======== DATA SECTION ========

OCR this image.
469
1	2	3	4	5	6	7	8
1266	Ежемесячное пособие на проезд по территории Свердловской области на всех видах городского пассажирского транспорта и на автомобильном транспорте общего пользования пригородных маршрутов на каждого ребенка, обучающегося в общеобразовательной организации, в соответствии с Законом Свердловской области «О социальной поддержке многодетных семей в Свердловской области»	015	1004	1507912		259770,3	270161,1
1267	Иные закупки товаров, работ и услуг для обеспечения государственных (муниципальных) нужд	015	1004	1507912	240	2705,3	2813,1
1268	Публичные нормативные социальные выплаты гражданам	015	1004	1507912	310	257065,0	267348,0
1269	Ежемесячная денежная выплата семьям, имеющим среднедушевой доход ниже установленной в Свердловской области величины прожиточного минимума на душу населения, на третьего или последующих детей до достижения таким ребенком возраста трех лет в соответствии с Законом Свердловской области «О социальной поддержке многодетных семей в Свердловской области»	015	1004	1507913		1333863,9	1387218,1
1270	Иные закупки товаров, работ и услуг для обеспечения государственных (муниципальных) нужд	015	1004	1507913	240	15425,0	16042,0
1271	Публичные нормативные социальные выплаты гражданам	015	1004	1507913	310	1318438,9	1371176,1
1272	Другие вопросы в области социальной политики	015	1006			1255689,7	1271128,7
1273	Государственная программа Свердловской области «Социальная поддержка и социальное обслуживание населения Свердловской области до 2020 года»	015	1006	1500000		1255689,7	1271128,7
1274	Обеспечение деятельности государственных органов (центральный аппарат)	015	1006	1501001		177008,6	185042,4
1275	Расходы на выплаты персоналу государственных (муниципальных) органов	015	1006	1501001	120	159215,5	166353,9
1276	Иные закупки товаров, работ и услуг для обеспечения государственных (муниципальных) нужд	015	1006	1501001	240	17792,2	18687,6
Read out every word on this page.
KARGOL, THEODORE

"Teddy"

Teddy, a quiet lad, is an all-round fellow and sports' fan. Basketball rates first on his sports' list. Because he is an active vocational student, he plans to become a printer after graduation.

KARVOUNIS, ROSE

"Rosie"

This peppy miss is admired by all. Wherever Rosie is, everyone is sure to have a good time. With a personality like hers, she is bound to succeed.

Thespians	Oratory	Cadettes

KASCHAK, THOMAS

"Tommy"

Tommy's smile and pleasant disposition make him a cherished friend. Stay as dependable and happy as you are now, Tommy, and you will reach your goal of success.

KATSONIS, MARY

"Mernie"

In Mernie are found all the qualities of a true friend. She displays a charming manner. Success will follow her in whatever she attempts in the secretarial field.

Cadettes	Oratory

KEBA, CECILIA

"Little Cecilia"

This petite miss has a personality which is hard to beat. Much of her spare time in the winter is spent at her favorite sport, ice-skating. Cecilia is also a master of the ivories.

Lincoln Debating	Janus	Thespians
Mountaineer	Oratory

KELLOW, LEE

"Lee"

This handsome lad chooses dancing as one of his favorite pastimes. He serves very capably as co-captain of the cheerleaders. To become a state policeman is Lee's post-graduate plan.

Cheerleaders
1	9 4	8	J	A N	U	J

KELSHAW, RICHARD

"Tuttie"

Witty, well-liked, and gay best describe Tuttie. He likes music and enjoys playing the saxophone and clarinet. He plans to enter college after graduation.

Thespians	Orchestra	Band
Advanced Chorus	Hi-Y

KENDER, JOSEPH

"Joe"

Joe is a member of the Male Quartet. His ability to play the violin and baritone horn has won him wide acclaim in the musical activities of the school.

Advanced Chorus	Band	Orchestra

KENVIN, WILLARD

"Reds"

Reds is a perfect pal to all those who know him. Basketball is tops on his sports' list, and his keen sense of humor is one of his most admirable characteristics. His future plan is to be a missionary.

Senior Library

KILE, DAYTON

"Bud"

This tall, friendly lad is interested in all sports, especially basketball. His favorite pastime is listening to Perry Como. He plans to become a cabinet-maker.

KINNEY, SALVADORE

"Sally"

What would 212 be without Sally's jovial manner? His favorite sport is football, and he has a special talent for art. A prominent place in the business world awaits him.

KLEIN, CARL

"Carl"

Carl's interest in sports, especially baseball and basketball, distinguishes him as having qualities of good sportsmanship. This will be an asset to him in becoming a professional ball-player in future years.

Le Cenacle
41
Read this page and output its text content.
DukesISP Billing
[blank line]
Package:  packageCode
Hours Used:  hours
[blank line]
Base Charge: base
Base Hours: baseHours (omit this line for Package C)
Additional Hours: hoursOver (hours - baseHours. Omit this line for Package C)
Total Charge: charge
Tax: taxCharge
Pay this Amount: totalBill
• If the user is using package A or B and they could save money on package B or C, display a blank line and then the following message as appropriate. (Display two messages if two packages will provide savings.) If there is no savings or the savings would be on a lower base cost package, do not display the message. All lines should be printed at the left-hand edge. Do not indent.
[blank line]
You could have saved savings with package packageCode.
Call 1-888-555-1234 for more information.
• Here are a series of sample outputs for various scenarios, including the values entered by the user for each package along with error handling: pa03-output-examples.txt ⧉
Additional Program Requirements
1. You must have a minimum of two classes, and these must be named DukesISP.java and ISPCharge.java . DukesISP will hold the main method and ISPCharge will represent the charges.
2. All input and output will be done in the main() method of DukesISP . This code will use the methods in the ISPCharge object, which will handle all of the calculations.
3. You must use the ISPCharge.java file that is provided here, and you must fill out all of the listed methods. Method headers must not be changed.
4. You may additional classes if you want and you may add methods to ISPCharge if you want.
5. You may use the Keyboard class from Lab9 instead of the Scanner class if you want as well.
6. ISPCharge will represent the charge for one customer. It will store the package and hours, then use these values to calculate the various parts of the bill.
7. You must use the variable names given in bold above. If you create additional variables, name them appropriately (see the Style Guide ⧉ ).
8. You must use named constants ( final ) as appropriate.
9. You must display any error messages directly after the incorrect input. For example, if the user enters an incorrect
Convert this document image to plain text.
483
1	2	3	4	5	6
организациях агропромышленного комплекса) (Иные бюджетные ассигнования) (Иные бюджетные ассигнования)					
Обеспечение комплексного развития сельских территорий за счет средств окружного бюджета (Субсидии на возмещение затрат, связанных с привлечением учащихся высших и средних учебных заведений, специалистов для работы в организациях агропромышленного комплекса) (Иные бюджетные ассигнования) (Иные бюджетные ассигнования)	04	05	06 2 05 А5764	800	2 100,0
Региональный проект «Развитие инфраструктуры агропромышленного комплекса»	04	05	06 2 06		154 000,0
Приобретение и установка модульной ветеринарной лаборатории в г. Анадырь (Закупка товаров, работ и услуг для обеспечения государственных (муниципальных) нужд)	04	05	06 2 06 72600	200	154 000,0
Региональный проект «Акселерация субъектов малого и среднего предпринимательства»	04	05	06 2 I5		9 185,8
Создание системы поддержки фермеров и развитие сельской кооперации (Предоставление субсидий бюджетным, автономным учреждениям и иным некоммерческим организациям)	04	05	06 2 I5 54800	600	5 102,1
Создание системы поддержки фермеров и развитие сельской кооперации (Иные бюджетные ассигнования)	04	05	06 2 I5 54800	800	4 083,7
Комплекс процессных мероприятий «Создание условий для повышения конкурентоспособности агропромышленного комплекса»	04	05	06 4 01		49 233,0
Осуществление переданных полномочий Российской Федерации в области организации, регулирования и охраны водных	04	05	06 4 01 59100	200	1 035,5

========

WRITTEN EXERCISE:
Copy each record from above without leaving any out.

IN RESPONSE:
OCR this image.
469
1	2	3	4	5	6	7	8
1266	Ежемесячное пособие на проезд по территории Свердловской области на всех видах городского пассажирского транспорта и на автомобильном транспорте общего пользования пригородных маршрутов на каждого ребенка, обучающегося в общеобразовательной организации, в соответствии с Законом Свердловской области «О социальной поддержке многодетных семей в Свердловской области»	015	1004	1507912		259770,3	270161,1
1267	Иные закупки товаров, работ и услуг для обеспечения государственных (муниципальных) нужд	015	1004	1507912	240	2705,3	2813,1
1268	Публичные нормативные социальные выплаты гражданам	015	1004	1507912	310	257065,0	267348,0
1269	Ежемесячная денежная выплата семьям, имеющим среднедушевой доход ниже установленной в Свердловской области величины прожиточного минимума на душу населения, на третьего или последующих детей до достижения таким ребенком возраста трех лет в соответствии с Законом Свердловской области «О социальной поддержке многодетных семей в Свердловской области»	015	1004	1507913		1333863,9	1387218,1
1270	Иные закупки товаров, работ и услуг для обеспечения государственных (муниципальных) нужд	015	1004	1507913	240	15425,0	16042,0
1271	Публичные нормативные социальные выплаты гражданам	015	1004	1507913	310	1318438,9	1371176,1
1272	Другие вопросы в области социальной политики	015	1006			1255689,7	1271128,7
1273	Государственная программа Свердловской области «Социальная поддержка и социальное обслуживание населения Свердловской области до 2020 года»	015	1006	1500000		1255689,7	1271128,7
1274	Обеспечение деятельности государственных органов (центральный аппарат)	015	1006	1501001		177008,6	185042,4
1275	Расходы на выплаты персоналу государственных (муниципальных) органов	015	1006	1501001	120	159215,5	166353,9
1276	Иные закупки товаров, работ и услуг для обеспечения государственных (муниципальных) нужд	015	1006	1501001	240	17792,2	18687,6
Read out every word on this page.
KARGOL, THEODORE

"Teddy"

Teddy, a quiet lad, is an all-round fellow and sports' fan. Basketball rates first on his sports' list. Because he is an active vocational student, he plans to become a printer after graduation.

KARVOUNIS, ROSE

"Rosie"

This peppy miss is admired by all. Wherever Rosie is, everyone is sure to have a good time. With a personality like hers, she is bound to succeed.

Thespians	Oratory	Cadettes

KASCHAK, THOMAS

"Tommy"

Tommy's smile and pleasant disposition make him a cherished friend. Stay as dependable and happy as you are now, Tommy, and you will reach your goal of success.

KATSONIS, MARY

"Mernie"

In Mernie are found all the qualities of a true friend. She displays a charming manner. Success will follow her in whatever she attempts in the secretarial field.

Cadettes	Oratory

KEBA, CECILIA

"Little Cecilia"

This petite miss has a personality which is hard to beat. Much of her spare time in the winter is spent at her favorite sport, ice-skating. Cecilia is also a master of the ivories.

Lincoln Debating	Janus	Thespians
Mountaineer	Oratory

KELLOW, LEE

"Lee"

This handsome lad chooses dancing as one of his favorite pastimes. He serves very capably as co-captain of the cheerleaders. To become a state policeman is Lee's post-graduate plan.

Cheerleaders
1	9 4	8	J	A N	U	J

KELSHAW, RICHARD

"Tuttie"

Witty, well-liked, and gay best describe Tuttie. He likes music and enjoys playing the saxophone and clarinet. He plans to enter college after graduation.

Thespians	Orchestra	Band
Advanced Chorus	Hi-Y

KENDER, JOSEPH

"Joe"

Joe is a member of the Male Quartet. His ability to play the violin and baritone horn has won him wide acclaim in the musical activities of the school.

Advanced Chorus	Band	Orchestra

KENVIN, WILLARD

"Reds"

Reds is a perfect pal to all those who know him. Basketball is tops on his sports' list, and his keen sense of humor is one of his most admirable characteristics. His future plan is to be a missionary.

Senior Library

KILE, DAYTON

"Bud"

This tall, friendly lad is interested in all sports, especially basketball. His favorite pastime is listening to Perry Como. He plans to become a cabinet-maker.

KINNEY, SALVADORE

"Sally"

What would 212 be without Sally's jovial manner? His favorite sport is football, and he has a special talent for art. A prominent place in the business world awaits him.

KLEIN, CARL

"Carl"

Carl's interest in sports, especially baseball and basketball, distinguishes him as having qualities of good sportsmanship. This will be an asset to him in becoming a professional ball-player in future years.

Le Cenacle
41
Read this page and output its text content.
DukesISP Billing
[blank line]
Package:  packageCode
Hours Used:  hours
[blank line]
Base Charge: base
Base Hours: baseHours (omit this line for Package C)
Additional Hours: hoursOver (hours - baseHours. Omit this line for Package C)
Total Charge: charge
Tax: taxCharge
Pay this Amount: totalBill
• If the user is using package A or B and they could save money on package B or C, display a blank line and then the following message as appropriate. (Display two messages if two packages will provide savings.) If there is no savings or the savings would be on a lower base cost package, do not display the message. All lines should be printed at the left-hand edge. Do not indent.
[blank line]
You could have saved savings with package packageCode.
Call 1-888-555-1234 for more information.
• Here are a series of sample outputs for various scenarios, including the values entered by the user for each package along with error handling: pa03-output-examples.txt ⧉
Additional Program Requirements
1. You must have a minimum of two classes, and these must be named DukesISP.java and ISPCharge.java . DukesISP will hold the main method and ISPCharge will represent the charges.
2. All input and output will be done in the main() method of DukesISP . This code will use the methods in the ISPCharge object, which will handle all of the calculations.
3. You must use the ISPCharge.java file that is provided here, and you must fill out all of the listed methods. Method headers must not be changed.
4. You may additional classes if you want and you may add methods to ISPCharge if you want.
5. You may use the Keyboard class from Lab9 instead of the Scanner class if you want as well.
6. ISPCharge will represent the charge for one customer. It will store the package and hours, then use these values to calculate the various parts of the bill.
7. You must use the variable names given in bold above. If you create additional variables, name them appropriately (see the Style Guide ⧉ ).
8. You must use named constants ( final ) as appropriate.
9. You must display any error messages directly after the incorrect input. For example, if the user enters an incorrect
Convert this document image to plain text.
483
1	2	3	4	5	6
организациях агропромышленного комплекса) (Иные бюджетные ассигнования) (Иные бюджетные ассигнования)					
Обеспечение комплексного развития сельских территорий за счет средств окружного бюджета (Субсидии на возмещение затрат, связанных с привлечением учащихся высших и средних учебных заведений, специалистов для работы в организациях агропромышленного комплекса) (Иные бюджетные ассигнования) (Иные бюджетные ассигнования)	04	05	06 2 05 А5764	800	2 100,0
Региональный проект «Развитие инфраструктуры агропромышленного комплекса»	04	05	06 2 06		154 000,0
Приобретение и установка модульной ветеринарной лаборатории в г. Анадырь (Закупка товаров, работ и услуг для обеспечения государственных (муниципальных) нужд)	04	05	06 2 06 72600	200	154 000,0
Региональный проект «Акселерация субъектов малого и среднего предпринимательства»	04	05	06 2 I5		9 185,8
Создание системы поддержки фермеров и развитие сельской кооперации (Предоставление субсидий бюджетным, автономным учреждениям и иным некоммерческим организациям)	04	05	06 2 I5 54800	600	5 102,1
Создание системы поддержки фермеров и развитие сельской кооперации (Иные бюджетные ассигнования)	04	05	06 2 I5 54800	800	4 083,7
Комплекс процессных мероприятий «Создание условий для повышения конкурентоспособности агропромышленного комплекса»	04	05	06 4 01		49 233,0
Осуществление переданных полномочий Российской Федерации в области организации, регулирования и охраны водных	04	05	06 4 01 59100	200	1 035,5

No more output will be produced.